AIM: Look through the entries below and report how many lines hold the string "avatar". Only the number is wanted.

━━━━━ RECORDS PROVIDED ━━━━━

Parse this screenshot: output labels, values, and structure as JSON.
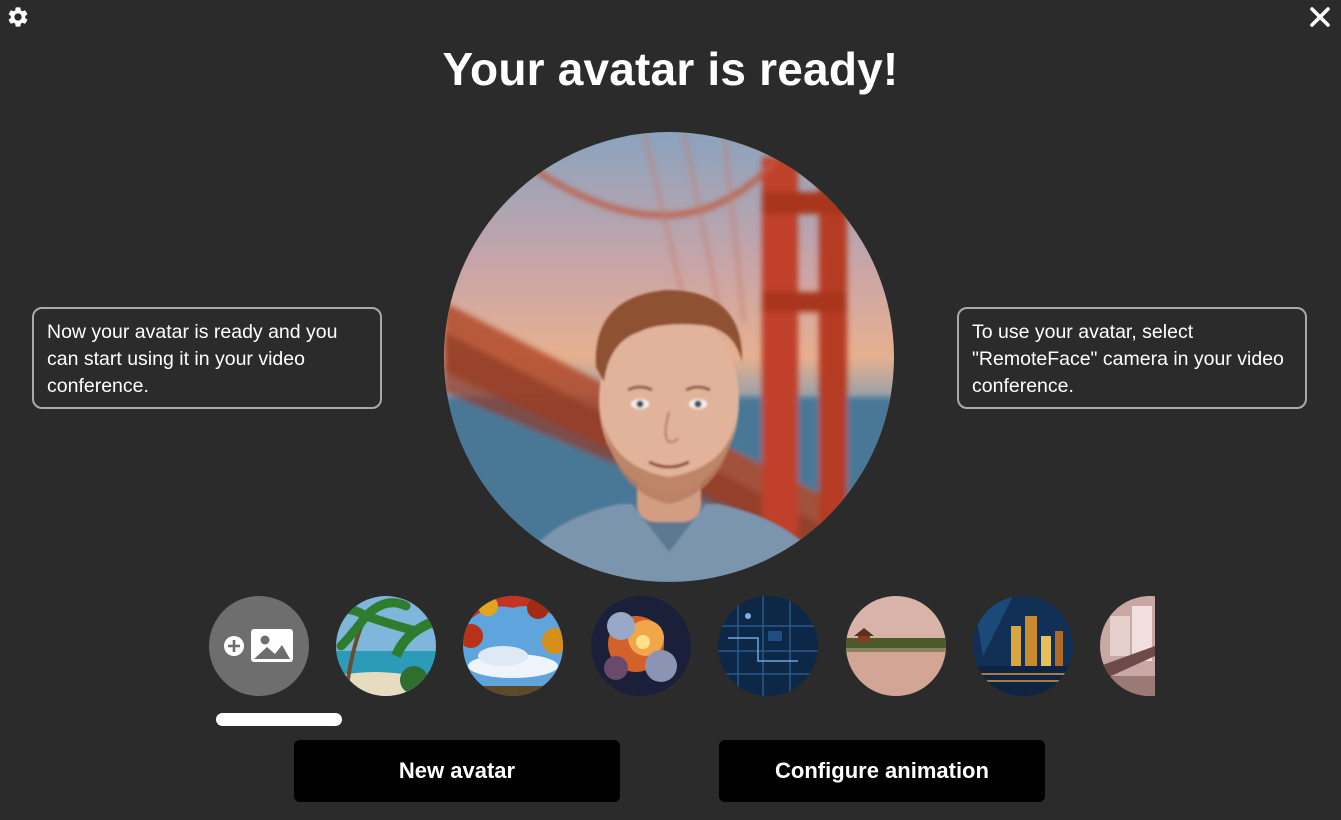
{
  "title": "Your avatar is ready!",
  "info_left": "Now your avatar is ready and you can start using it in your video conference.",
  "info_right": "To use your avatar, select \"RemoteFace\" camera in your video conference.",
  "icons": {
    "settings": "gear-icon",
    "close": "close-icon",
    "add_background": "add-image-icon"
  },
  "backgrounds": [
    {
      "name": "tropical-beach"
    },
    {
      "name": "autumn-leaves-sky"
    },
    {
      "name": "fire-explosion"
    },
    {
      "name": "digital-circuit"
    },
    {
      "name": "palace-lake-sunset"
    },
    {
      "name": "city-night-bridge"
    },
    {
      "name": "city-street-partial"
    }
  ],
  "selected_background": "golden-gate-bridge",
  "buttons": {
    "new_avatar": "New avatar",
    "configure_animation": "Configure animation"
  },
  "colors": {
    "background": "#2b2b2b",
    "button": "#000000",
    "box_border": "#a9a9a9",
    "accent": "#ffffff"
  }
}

━━━━━
━━━━━ RECORDS PROVIDED ━━━━━

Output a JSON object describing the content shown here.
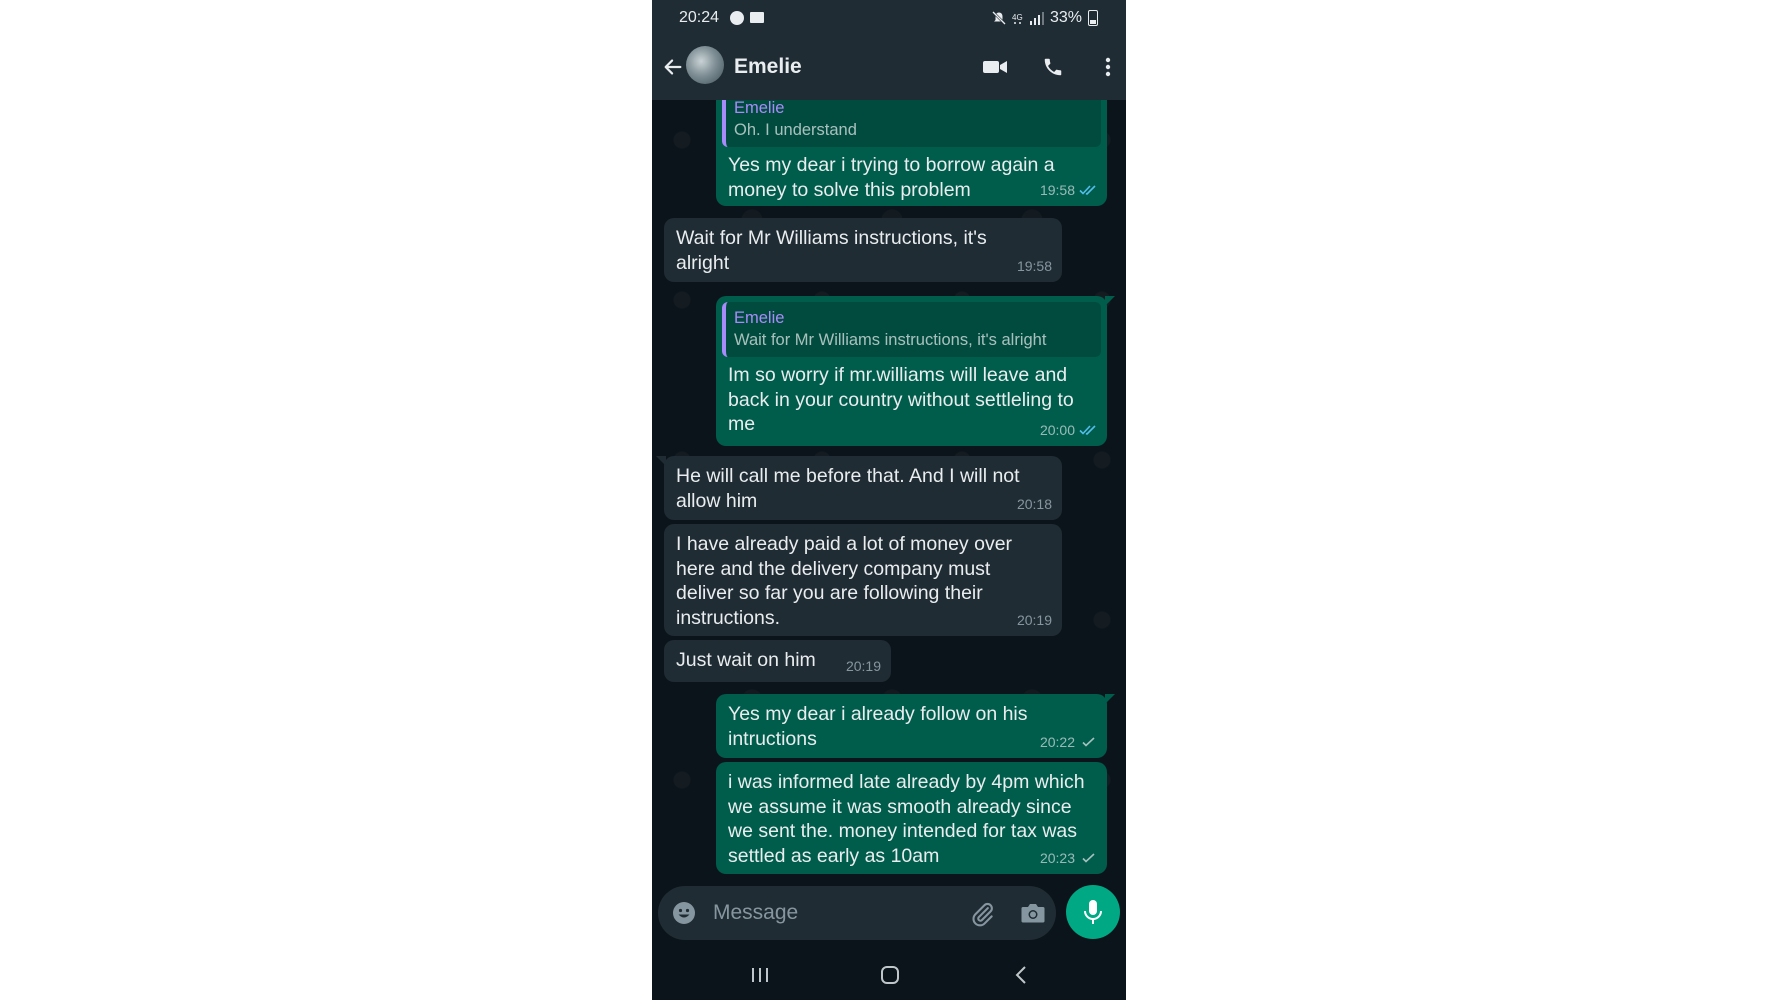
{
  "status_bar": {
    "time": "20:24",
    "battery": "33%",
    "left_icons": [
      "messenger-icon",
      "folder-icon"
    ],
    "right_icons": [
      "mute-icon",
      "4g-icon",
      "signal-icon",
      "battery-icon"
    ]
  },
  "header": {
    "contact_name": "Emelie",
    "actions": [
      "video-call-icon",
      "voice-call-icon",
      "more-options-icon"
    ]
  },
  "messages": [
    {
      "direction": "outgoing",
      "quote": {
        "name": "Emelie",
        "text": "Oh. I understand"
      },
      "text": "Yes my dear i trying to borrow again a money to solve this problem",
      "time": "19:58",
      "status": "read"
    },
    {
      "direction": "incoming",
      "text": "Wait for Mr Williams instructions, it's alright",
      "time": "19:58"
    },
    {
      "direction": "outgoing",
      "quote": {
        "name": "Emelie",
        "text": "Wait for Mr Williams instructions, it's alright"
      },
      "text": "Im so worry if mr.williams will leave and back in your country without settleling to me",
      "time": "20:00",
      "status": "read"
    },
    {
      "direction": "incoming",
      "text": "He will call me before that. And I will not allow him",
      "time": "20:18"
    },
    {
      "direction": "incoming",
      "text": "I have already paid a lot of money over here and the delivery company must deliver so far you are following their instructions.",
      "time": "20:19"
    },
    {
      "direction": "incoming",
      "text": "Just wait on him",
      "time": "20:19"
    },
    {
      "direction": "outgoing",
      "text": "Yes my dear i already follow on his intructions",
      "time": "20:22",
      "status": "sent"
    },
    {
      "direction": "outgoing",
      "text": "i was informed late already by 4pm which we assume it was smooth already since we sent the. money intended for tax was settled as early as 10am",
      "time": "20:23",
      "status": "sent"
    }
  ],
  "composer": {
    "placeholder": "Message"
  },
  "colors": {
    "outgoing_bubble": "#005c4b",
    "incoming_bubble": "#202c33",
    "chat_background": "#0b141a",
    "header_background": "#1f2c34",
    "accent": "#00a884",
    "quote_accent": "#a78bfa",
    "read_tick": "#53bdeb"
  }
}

━━━━━

RESULT FOR THIS TASK: 4